> WHAT IS REQUIRED:
Leave every picture out and write out the records below exactly.

╭─ DATA PROVIDED

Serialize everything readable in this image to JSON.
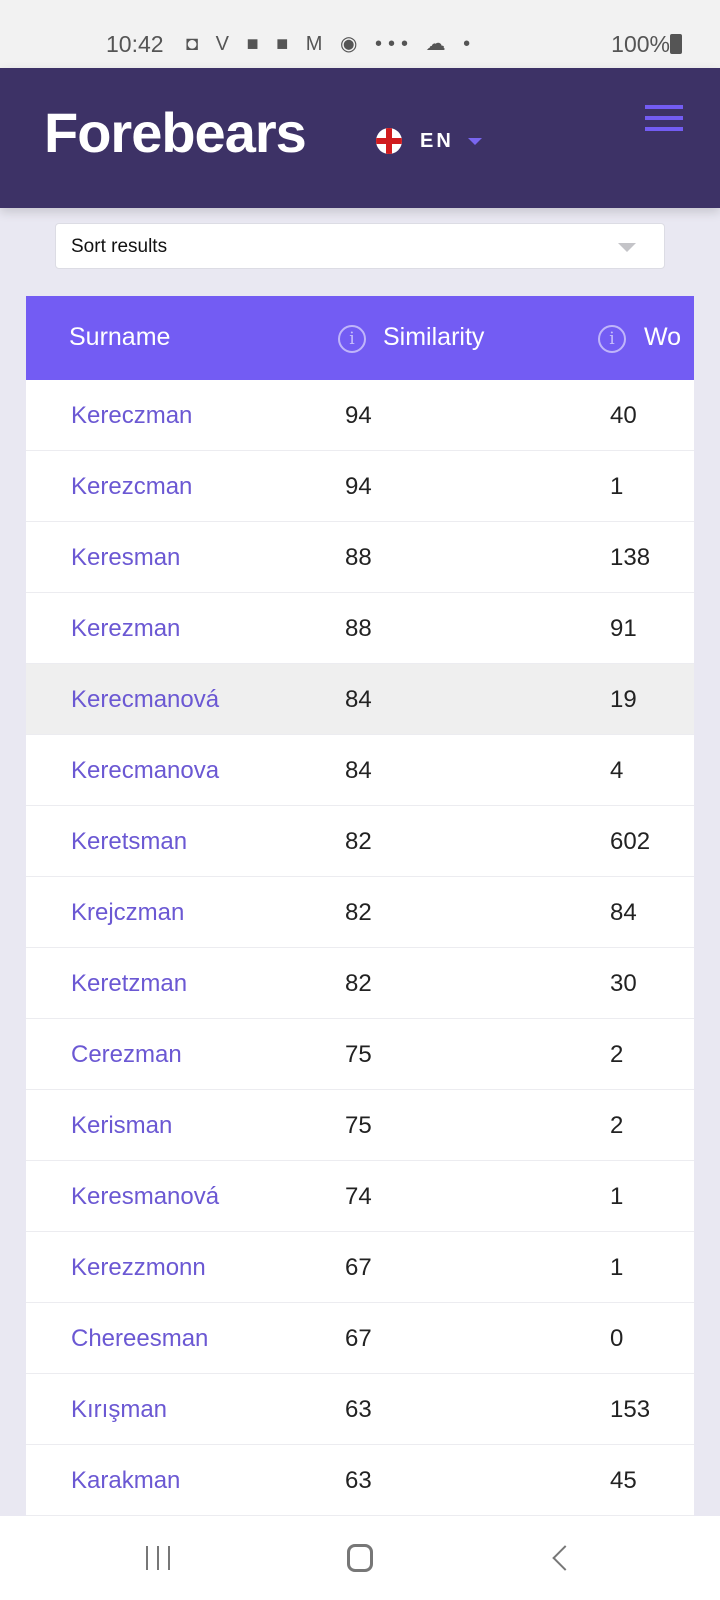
{
  "status_bar": {
    "time": "10:42",
    "battery": "100%"
  },
  "header": {
    "logo": "Forebears",
    "language": "EN"
  },
  "sort": {
    "label": "Sort results"
  },
  "table": {
    "columns": [
      "Surname",
      "Similarity",
      "Wo"
    ],
    "rows": [
      {
        "surname": "Kereczman",
        "similarity": "94",
        "wo": "40"
      },
      {
        "surname": "Kerezcman",
        "similarity": "94",
        "wo": "1"
      },
      {
        "surname": "Keresman",
        "similarity": "88",
        "wo": "138"
      },
      {
        "surname": "Kerezman",
        "similarity": "88",
        "wo": "91"
      },
      {
        "surname": "Kerecmanová",
        "similarity": "84",
        "wo": "19"
      },
      {
        "surname": "Kerecmanova",
        "similarity": "84",
        "wo": "4"
      },
      {
        "surname": "Keretsman",
        "similarity": "82",
        "wo": "602"
      },
      {
        "surname": "Krejczman",
        "similarity": "82",
        "wo": "84"
      },
      {
        "surname": "Keretzman",
        "similarity": "82",
        "wo": "30"
      },
      {
        "surname": "Cerezman",
        "similarity": "75",
        "wo": "2"
      },
      {
        "surname": "Kerisman",
        "similarity": "75",
        "wo": "2"
      },
      {
        "surname": "Keresmanová",
        "similarity": "74",
        "wo": "1"
      },
      {
        "surname": "Kerezzmonn",
        "similarity": "67",
        "wo": "1"
      },
      {
        "surname": "Chereesman",
        "similarity": "67",
        "wo": "0"
      },
      {
        "surname": "Kırışman",
        "similarity": "63",
        "wo": "153"
      },
      {
        "surname": "Karakman",
        "similarity": "63",
        "wo": "45"
      }
    ]
  },
  "colors": {
    "header_bg": "#3d3266",
    "accent": "#735cf3",
    "link": "#6b58d3"
  }
}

╰─

> EXERCISE RESULT:
Serialize everything readable in this image to JSON.
{
  "status_bar": {
    "time": "10:42",
    "battery": "100%"
  },
  "header": {
    "logo": "Forebears",
    "language": "EN"
  },
  "sort": {
    "label": "Sort results"
  },
  "table": {
    "columns": [
      "Surname",
      "Similarity",
      "Wo"
    ],
    "rows": [
      {
        "surname": "Kereczman",
        "similarity": "94",
        "wo": "40"
      },
      {
        "surname": "Kerezcman",
        "similarity": "94",
        "wo": "1"
      },
      {
        "surname": "Keresman",
        "similarity": "88",
        "wo": "138"
      },
      {
        "surname": "Kerezman",
        "similarity": "88",
        "wo": "91"
      },
      {
        "surname": "Kerecmanová",
        "similarity": "84",
        "wo": "19"
      },
      {
        "surname": "Kerecmanova",
        "similarity": "84",
        "wo": "4"
      },
      {
        "surname": "Keretsman",
        "similarity": "82",
        "wo": "602"
      },
      {
        "surname": "Krejczman",
        "similarity": "82",
        "wo": "84"
      },
      {
        "surname": "Keretzman",
        "similarity": "82",
        "wo": "30"
      },
      {
        "surname": "Cerezman",
        "similarity": "75",
        "wo": "2"
      },
      {
        "surname": "Kerisman",
        "similarity": "75",
        "wo": "2"
      },
      {
        "surname": "Keresmanová",
        "similarity": "74",
        "wo": "1"
      },
      {
        "surname": "Kerezzmonn",
        "similarity": "67",
        "wo": "1"
      },
      {
        "surname": "Chereesman",
        "similarity": "67",
        "wo": "0"
      },
      {
        "surname": "Kırışman",
        "similarity": "63",
        "wo": "153"
      },
      {
        "surname": "Karakman",
        "similarity": "63",
        "wo": "45"
      }
    ]
  },
  "colors": {
    "header_bg": "#3d3266",
    "accent": "#735cf3",
    "link": "#6b58d3"
  }
}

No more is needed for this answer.